____ Data for processing

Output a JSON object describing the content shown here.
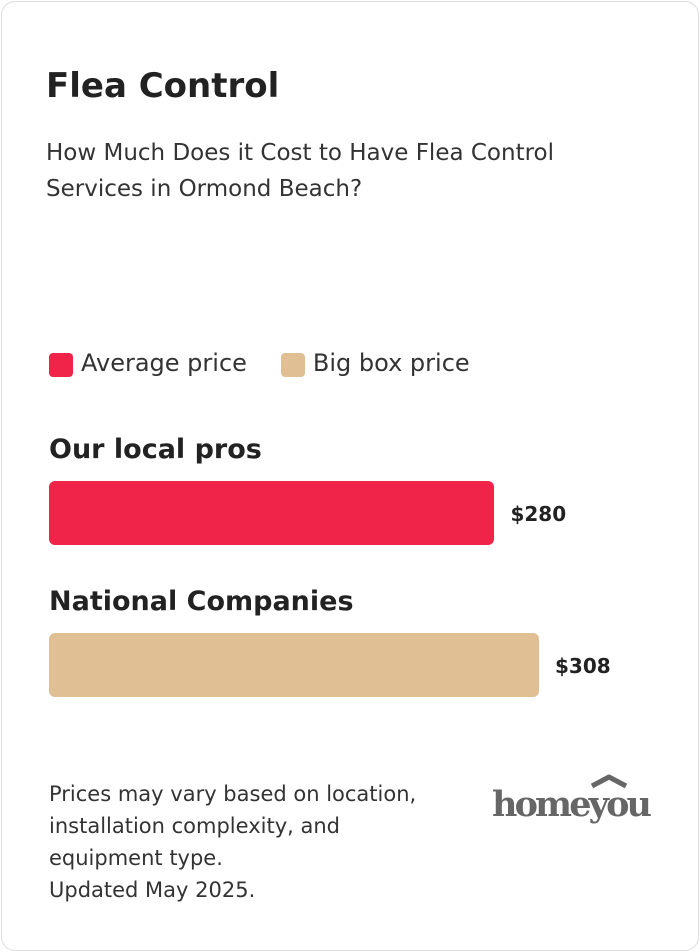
{
  "chart_data": {
    "type": "bar",
    "title": "Flea Control",
    "subtitle": "How Much Does it Cost to Have Flea Control Services in Ormond Beach?",
    "categories": [
      "Our local pros",
      "National Companies"
    ],
    "series": [
      {
        "name": "Average price",
        "color": "#f02349",
        "values": [
          280,
          null
        ],
        "value_labels": [
          "$280",
          null
        ]
      },
      {
        "name": "Big box price",
        "color": "#dfbf93",
        "values": [
          null,
          308
        ],
        "value_labels": [
          null,
          "$308"
        ]
      }
    ],
    "footnote": "Prices may vary based on location, installation complexity, and equipment type.",
    "updated": "Updated May 2025.",
    "logo": "homeyou"
  }
}
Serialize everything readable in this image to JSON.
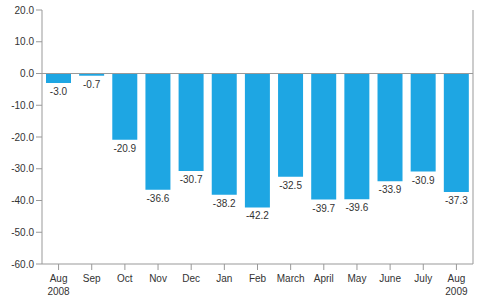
{
  "chart_data": {
    "type": "bar",
    "categories": [
      "Aug\n2008",
      "Sep",
      "Oct",
      "Nov",
      "Dec",
      "Jan",
      "Feb",
      "March",
      "April",
      "May",
      "June",
      "July",
      "Aug\n2009"
    ],
    "values": [
      -3.0,
      -0.7,
      -20.9,
      -36.6,
      -30.7,
      -38.2,
      -42.2,
      -32.5,
      -39.7,
      -39.6,
      -33.9,
      -30.9,
      -37.3
    ],
    "value_labels": [
      "-3.0",
      "-0.7",
      "-20.9",
      "-36.6",
      "-30.7",
      "-38.2",
      "-42.2",
      "-32.5",
      "-39.7",
      "-39.6",
      "-33.9",
      "-30.9",
      "-37.3"
    ],
    "color": "#1ea6e3",
    "ylim": [
      -60,
      20
    ],
    "yticks": [
      {
        "value": -60,
        "label": "-60.0"
      },
      {
        "value": -50,
        "label": "-50.0"
      },
      {
        "value": -40,
        "label": "-40.0"
      },
      {
        "value": -30,
        "label": "-30.0"
      },
      {
        "value": -20,
        "label": "-20.0"
      },
      {
        "value": -10,
        "label": "-10.0"
      },
      {
        "value": 0,
        "label": "0.0"
      },
      {
        "value": 10,
        "label": "10.0"
      },
      {
        "value": 20,
        "label": "20.0"
      }
    ],
    "grid": false,
    "data_labels": true
  }
}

________

Please write out all of the material above without changing a word, and omit any pictures.

Solved exercise.
Output a JSON object describing the content shown here.
{
  "chart_data": {
    "type": "bar",
    "title": "Flea Control",
    "subtitle": "How Much Does it Cost to Have Flea Control Services in Ormond Beach?",
    "categories": [
      "Our local pros",
      "National Companies"
    ],
    "series": [
      {
        "name": "Average price",
        "color": "#f02349",
        "values": [
          280,
          null
        ],
        "value_labels": [
          "$280",
          null
        ]
      },
      {
        "name": "Big box price",
        "color": "#dfbf93",
        "values": [
          null,
          308
        ],
        "value_labels": [
          null,
          "$308"
        ]
      }
    ],
    "footnote": "Prices may vary based on location, installation complexity, and equipment type.",
    "updated": "Updated May 2025.",
    "logo": "homeyou"
  }
}
Serialize everything readable in this image to JSON.
{
  "chart_data": {
    "type": "bar",
    "categories": [
      "Aug\n2008",
      "Sep",
      "Oct",
      "Nov",
      "Dec",
      "Jan",
      "Feb",
      "March",
      "April",
      "May",
      "June",
      "July",
      "Aug\n2009"
    ],
    "values": [
      -3.0,
      -0.7,
      -20.9,
      -36.6,
      -30.7,
      -38.2,
      -42.2,
      -32.5,
      -39.7,
      -39.6,
      -33.9,
      -30.9,
      -37.3
    ],
    "value_labels": [
      "-3.0",
      "-0.7",
      "-20.9",
      "-36.6",
      "-30.7",
      "-38.2",
      "-42.2",
      "-32.5",
      "-39.7",
      "-39.6",
      "-33.9",
      "-30.9",
      "-37.3"
    ],
    "color": "#1ea6e3",
    "ylim": [
      -60,
      20
    ],
    "yticks": [
      {
        "value": -60,
        "label": "-60.0"
      },
      {
        "value": -50,
        "label": "-50.0"
      },
      {
        "value": -40,
        "label": "-40.0"
      },
      {
        "value": -30,
        "label": "-30.0"
      },
      {
        "value": -20,
        "label": "-20.0"
      },
      {
        "value": -10,
        "label": "-10.0"
      },
      {
        "value": 0,
        "label": "0.0"
      },
      {
        "value": 10,
        "label": "10.0"
      },
      {
        "value": 20,
        "label": "20.0"
      }
    ],
    "grid": false,
    "data_labels": true
  }
}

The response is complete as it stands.